start Information provided

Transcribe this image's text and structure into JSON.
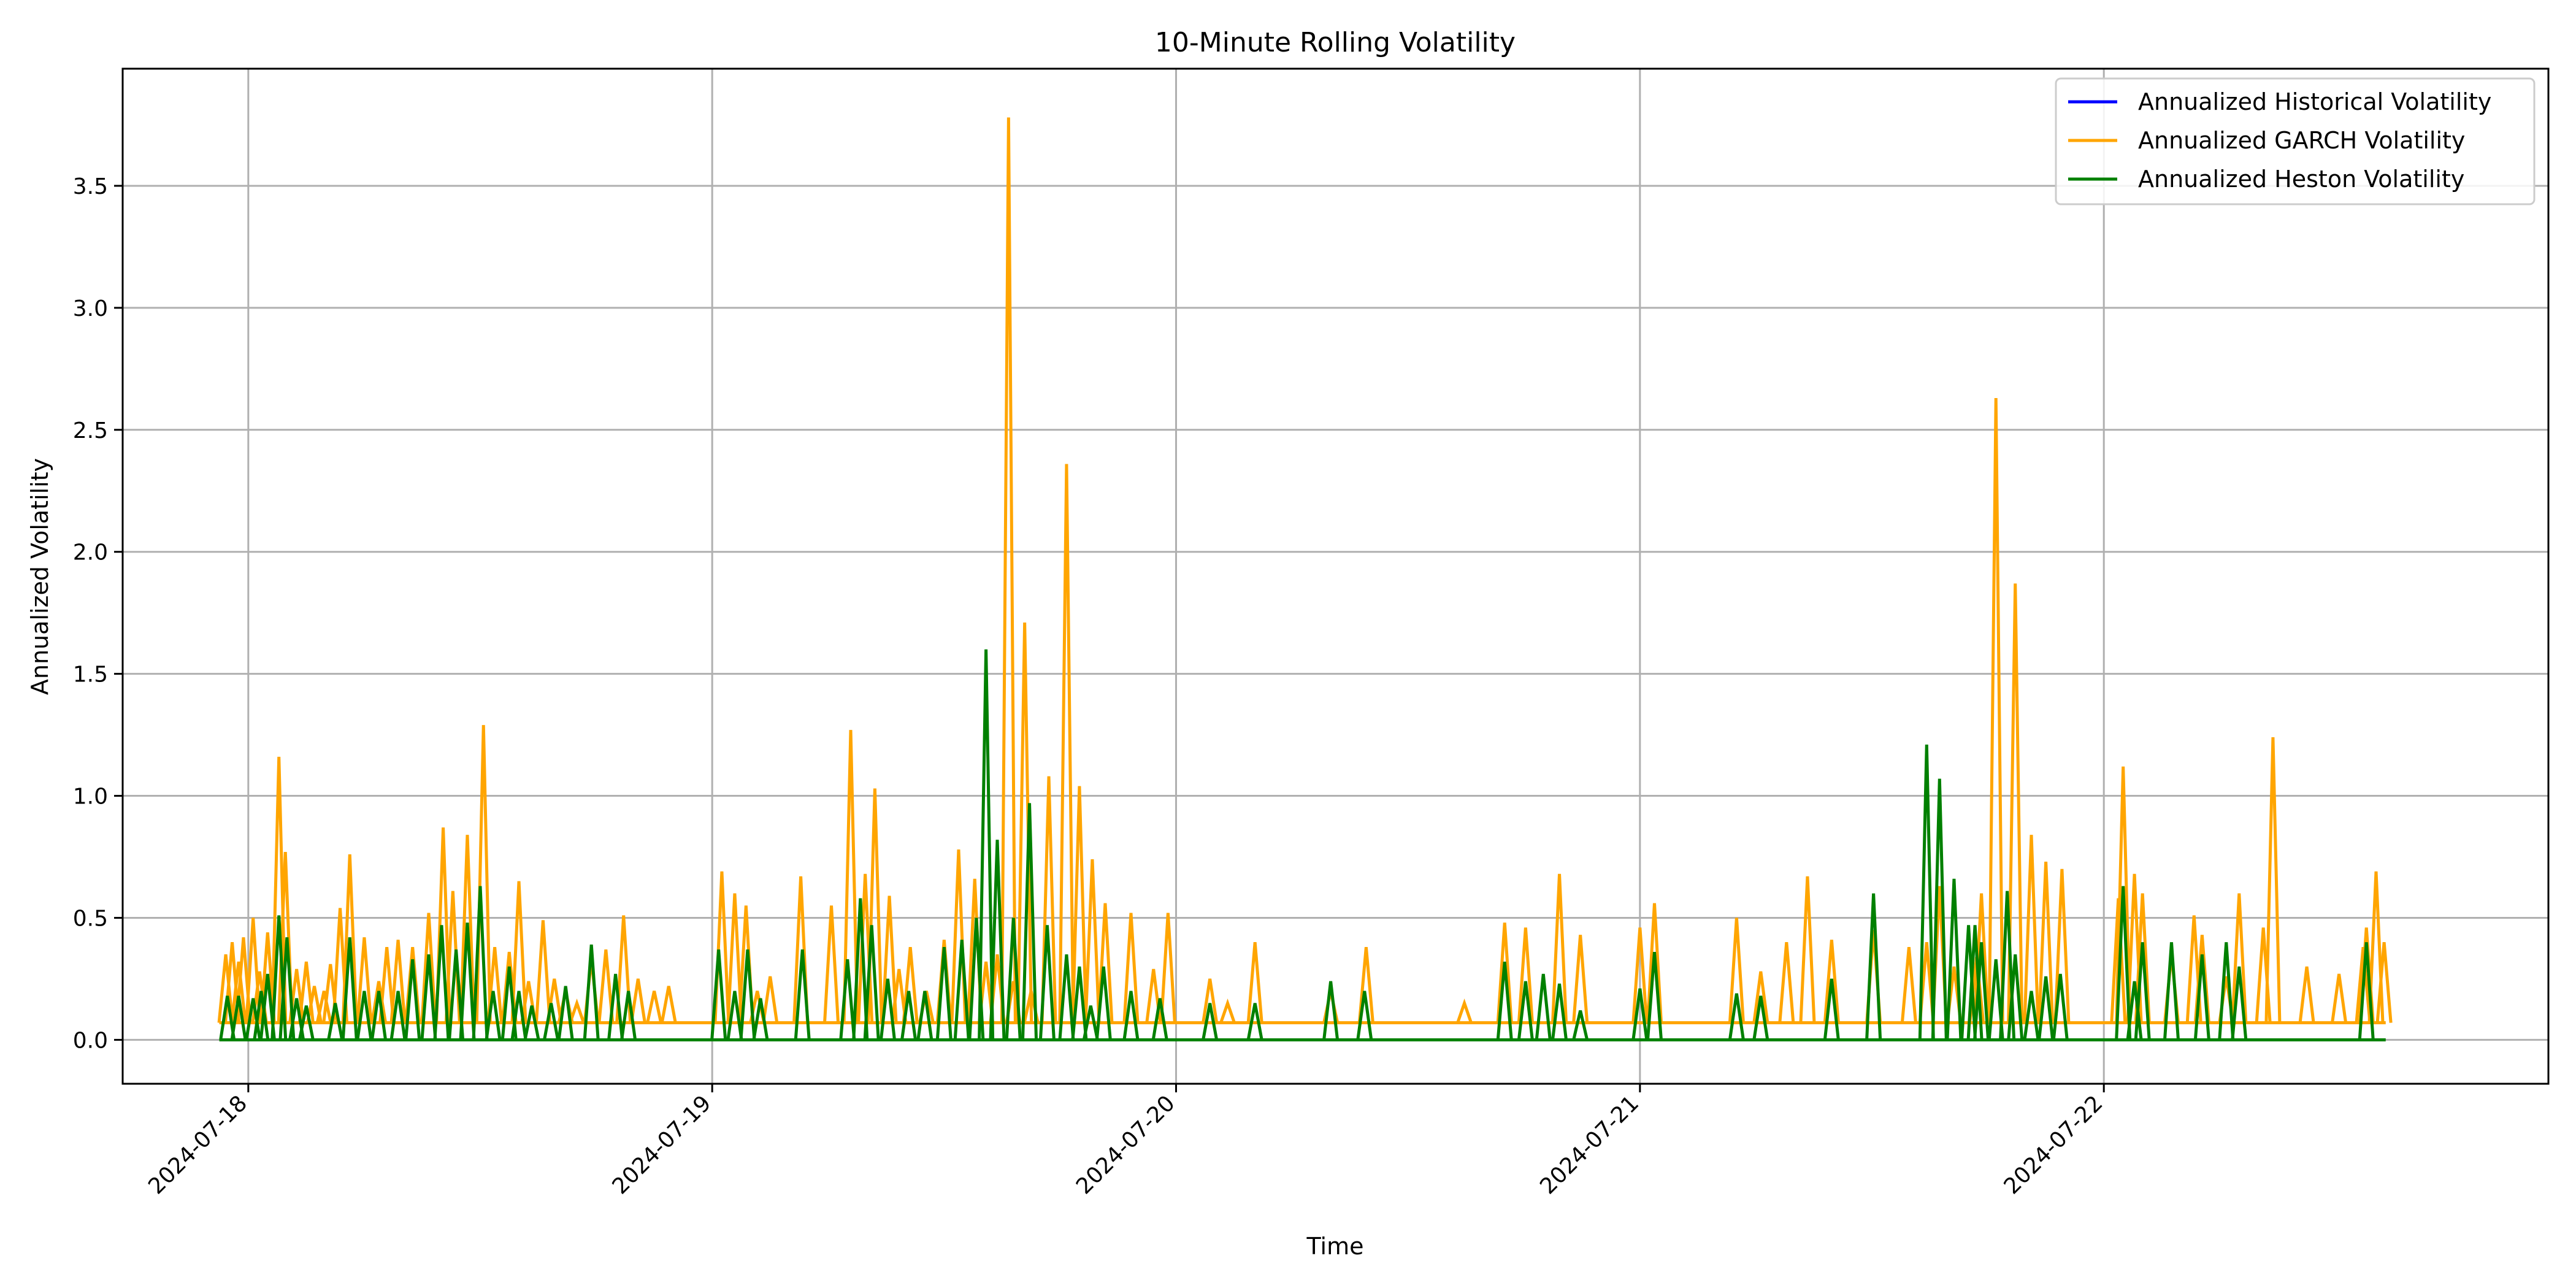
{
  "chart_data": {
    "type": "line",
    "title": "10-Minute Rolling Volatility",
    "xlabel": "Time",
    "ylabel": "Annualized Volatility",
    "x_axis_type": "date",
    "xlim": [
      "2017-07-17T17:30",
      "2024-07-22T23:00"
    ],
    "ylim": [
      -0.18,
      3.98
    ],
    "x_ticks": [
      "2024-07-18",
      "2024-07-19",
      "2024-07-20",
      "2024-07-21",
      "2024-07-22"
    ],
    "y_ticks": [
      0.0,
      0.5,
      1.0,
      1.5,
      2.0,
      2.5,
      3.0,
      3.5
    ],
    "y_tick_labels": [
      "0.0",
      "0.5",
      "1.0",
      "1.5",
      "2.0",
      "2.5",
      "3.0",
      "3.5"
    ],
    "grid": true,
    "legend_position": "top-right",
    "series": [
      {
        "name": "Annualized Historical Volatility",
        "color": "#0000ff",
        "x": [],
        "y": []
      },
      {
        "name": "Annualized GARCH Volatility",
        "color": "#ffa500",
        "baseline": 0.07,
        "x": [
          "2024-07-17T22:50",
          "2024-07-17T23:10",
          "2024-07-17T23:30",
          "2024-07-17T23:45",
          "2024-07-18T00:15",
          "2024-07-18T00:35",
          "2024-07-18T01:00",
          "2024-07-18T01:35",
          "2024-07-18T01:55",
          "2024-07-18T02:30",
          "2024-07-18T03:00",
          "2024-07-18T03:25",
          "2024-07-18T03:55",
          "2024-07-18T04:15",
          "2024-07-18T04:45",
          "2024-07-18T05:15",
          "2024-07-18T06:00",
          "2024-07-18T06:45",
          "2024-07-18T07:10",
          "2024-07-18T07:45",
          "2024-07-18T08:30",
          "2024-07-18T09:20",
          "2024-07-18T10:05",
          "2024-07-18T10:35",
          "2024-07-18T11:20",
          "2024-07-18T12:10",
          "2024-07-18T12:45",
          "2024-07-18T13:30",
          "2024-07-18T14:00",
          "2024-07-18T14:30",
          "2024-07-18T15:15",
          "2024-07-18T15:50",
          "2024-07-18T16:25",
          "2024-07-18T17:00",
          "2024-07-18T17:45",
          "2024-07-18T18:30",
          "2024-07-18T19:25",
          "2024-07-18T20:10",
          "2024-07-18T21:00",
          "2024-07-18T21:45",
          "2024-07-19T00:30",
          "2024-07-19T01:10",
          "2024-07-19T01:45",
          "2024-07-19T02:20",
          "2024-07-19T03:00",
          "2024-07-19T04:35",
          "2024-07-19T06:10",
          "2024-07-19T07:10",
          "2024-07-19T07:55",
          "2024-07-19T08:25",
          "2024-07-19T09:10",
          "2024-07-19T09:40",
          "2024-07-19T10:15",
          "2024-07-19T11:05",
          "2024-07-19T12:00",
          "2024-07-19T12:45",
          "2024-07-19T13:35",
          "2024-07-19T14:10",
          "2024-07-19T14:45",
          "2024-07-19T15:20",
          "2024-07-19T15:35",
          "2024-07-19T16:10",
          "2024-07-19T16:30",
          "2024-07-19T17:25",
          "2024-07-19T18:20",
          "2024-07-19T19:00",
          "2024-07-19T19:40",
          "2024-07-19T20:20",
          "2024-07-19T21:40",
          "2024-07-19T22:50",
          "2024-07-19T23:35",
          "2024-07-20T01:45",
          "2024-07-20T02:40",
          "2024-07-20T04:05",
          "2024-07-20T08:00",
          "2024-07-20T09:50",
          "2024-07-20T14:55",
          "2024-07-20T17:00",
          "2024-07-20T18:05",
          "2024-07-20T19:50",
          "2024-07-20T20:55",
          "2024-07-21T00:00",
          "2024-07-21T00:45",
          "2024-07-21T05:00",
          "2024-07-21T06:15",
          "2024-07-21T07:35",
          "2024-07-21T08:40",
          "2024-07-21T09:55",
          "2024-07-21T12:05",
          "2024-07-21T13:55",
          "2024-07-21T14:50",
          "2024-07-21T15:30",
          "2024-07-21T16:15",
          "2024-07-21T17:25",
          "2024-07-21T17:40",
          "2024-07-21T18:25",
          "2024-07-21T19:25",
          "2024-07-21T20:15",
          "2024-07-21T21:00",
          "2024-07-21T21:50",
          "2024-07-22T00:45",
          "2024-07-22T01:00",
          "2024-07-22T01:35",
          "2024-07-22T02:00",
          "2024-07-22T03:30",
          "2024-07-22T04:40",
          "2024-07-22T05:05",
          "2024-07-22T06:20",
          "2024-07-22T07:00",
          "2024-07-22T08:15",
          "2024-07-22T08:45",
          "2024-07-22T10:30",
          "2024-07-22T12:10",
          "2024-07-22T13:25",
          "2024-07-22T13:35",
          "2024-07-22T14:05",
          "2024-07-22T14:30"
        ],
        "y": [
          0.35,
          0.4,
          0.32,
          0.42,
          0.5,
          0.28,
          0.44,
          1.16,
          0.77,
          0.29,
          0.32,
          0.22,
          0.2,
          0.31,
          0.54,
          0.76,
          0.42,
          0.24,
          0.38,
          0.41,
          0.38,
          0.52,
          0.87,
          0.61,
          0.84,
          1.29,
          0.38,
          0.36,
          0.65,
          0.24,
          0.49,
          0.25,
          0.2,
          0.15,
          0.33,
          0.37,
          0.51,
          0.25,
          0.2,
          0.22,
          0.69,
          0.6,
          0.55,
          0.2,
          0.26,
          0.67,
          0.55,
          1.27,
          0.68,
          1.03,
          0.59,
          0.29,
          0.38,
          0.2,
          0.41,
          0.78,
          0.66,
          0.32,
          0.35,
          3.78,
          0.24,
          1.71,
          0.2,
          1.08,
          2.36,
          1.04,
          0.74,
          0.56,
          0.52,
          0.29,
          0.52,
          0.25,
          0.15,
          0.4,
          0.2,
          0.38,
          0.15,
          0.48,
          0.46,
          0.68,
          0.43,
          0.46,
          0.56,
          0.5,
          0.28,
          0.4,
          0.67,
          0.41,
          0.45,
          0.38,
          0.4,
          0.63,
          0.3,
          0.34,
          0.6,
          2.63,
          1.87,
          0.84,
          0.73,
          0.7,
          0.58,
          1.12,
          0.68,
          0.6,
          0.35,
          0.51,
          0.43,
          0.26,
          0.6,
          0.46,
          1.24,
          0.3,
          0.27,
          0.38,
          0.46,
          0.69,
          0.4
        ]
      },
      {
        "name": "Annualized Heston Volatility",
        "color": "#008000",
        "baseline": 0.0,
        "x": [
          "2024-07-17T22:55",
          "2024-07-17T23:30",
          "2024-07-18T00:15",
          "2024-07-18T00:40",
          "2024-07-18T01:00",
          "2024-07-18T01:35",
          "2024-07-18T02:00",
          "2024-07-18T02:30",
          "2024-07-18T03:00",
          "2024-07-18T04:30",
          "2024-07-18T05:15",
          "2024-07-18T06:00",
          "2024-07-18T06:45",
          "2024-07-18T07:45",
          "2024-07-18T08:30",
          "2024-07-18T09:20",
          "2024-07-18T10:00",
          "2024-07-18T10:45",
          "2024-07-18T11:20",
          "2024-07-18T12:00",
          "2024-07-18T12:40",
          "2024-07-18T13:30",
          "2024-07-18T14:00",
          "2024-07-18T14:40",
          "2024-07-18T15:40",
          "2024-07-18T16:25",
          "2024-07-18T17:45",
          "2024-07-18T19:00",
          "2024-07-18T19:40",
          "2024-07-19T00:20",
          "2024-07-19T01:10",
          "2024-07-19T01:50",
          "2024-07-19T02:30",
          "2024-07-19T04:40",
          "2024-07-19T07:00",
          "2024-07-19T07:40",
          "2024-07-19T08:15",
          "2024-07-19T09:05",
          "2024-07-19T10:10",
          "2024-07-19T11:00",
          "2024-07-19T12:00",
          "2024-07-19T12:55",
          "2024-07-19T13:40",
          "2024-07-19T14:10",
          "2024-07-19T14:45",
          "2024-07-19T15:35",
          "2024-07-19T16:25",
          "2024-07-19T17:20",
          "2024-07-19T18:20",
          "2024-07-19T19:00",
          "2024-07-19T19:35",
          "2024-07-19T20:15",
          "2024-07-19T21:40",
          "2024-07-19T23:10",
          "2024-07-20T01:45",
          "2024-07-20T04:05",
          "2024-07-20T08:00",
          "2024-07-20T09:45",
          "2024-07-20T17:00",
          "2024-07-20T18:05",
          "2024-07-20T19:00",
          "2024-07-20T19:50",
          "2024-07-20T20:55",
          "2024-07-21T00:00",
          "2024-07-21T00:45",
          "2024-07-21T05:00",
          "2024-07-21T06:15",
          "2024-07-21T09:55",
          "2024-07-21T12:05",
          "2024-07-21T14:50",
          "2024-07-21T15:30",
          "2024-07-21T16:15",
          "2024-07-21T17:00",
          "2024-07-21T17:20",
          "2024-07-21T17:40",
          "2024-07-21T18:25",
          "2024-07-21T19:00",
          "2024-07-21T19:25",
          "2024-07-21T20:15",
          "2024-07-21T21:00",
          "2024-07-21T21:45",
          "2024-07-22T01:00",
          "2024-07-22T01:35",
          "2024-07-22T02:00",
          "2024-07-22T03:30",
          "2024-07-22T05:05",
          "2024-07-22T06:20",
          "2024-07-22T07:00",
          "2024-07-22T13:35"
        ],
        "y": [
          0.18,
          0.18,
          0.17,
          0.2,
          0.27,
          0.51,
          0.42,
          0.17,
          0.14,
          0.15,
          0.42,
          0.2,
          0.2,
          0.2,
          0.33,
          0.35,
          0.47,
          0.37,
          0.48,
          0.63,
          0.2,
          0.3,
          0.2,
          0.14,
          0.15,
          0.22,
          0.39,
          0.27,
          0.2,
          0.37,
          0.2,
          0.37,
          0.17,
          0.37,
          0.33,
          0.58,
          0.47,
          0.25,
          0.2,
          0.2,
          0.38,
          0.41,
          0.5,
          1.6,
          0.82,
          0.5,
          0.97,
          0.47,
          0.35,
          0.3,
          0.14,
          0.3,
          0.2,
          0.17,
          0.15,
          0.15,
          0.24,
          0.2,
          0.32,
          0.24,
          0.27,
          0.23,
          0.12,
          0.21,
          0.36,
          0.19,
          0.18,
          0.25,
          0.6,
          1.21,
          1.07,
          0.66,
          0.47,
          0.47,
          0.4,
          0.33,
          0.61,
          0.35,
          0.2,
          0.26,
          0.27,
          0.63,
          0.24,
          0.4,
          0.4,
          0.35,
          0.4,
          0.3,
          0.4
        ]
      }
    ]
  }
}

end Information provided

— Problem to solve —
Check each line in the records for the word "Annualized" and say how many have it, with nothing else.

— Exercise solution —
4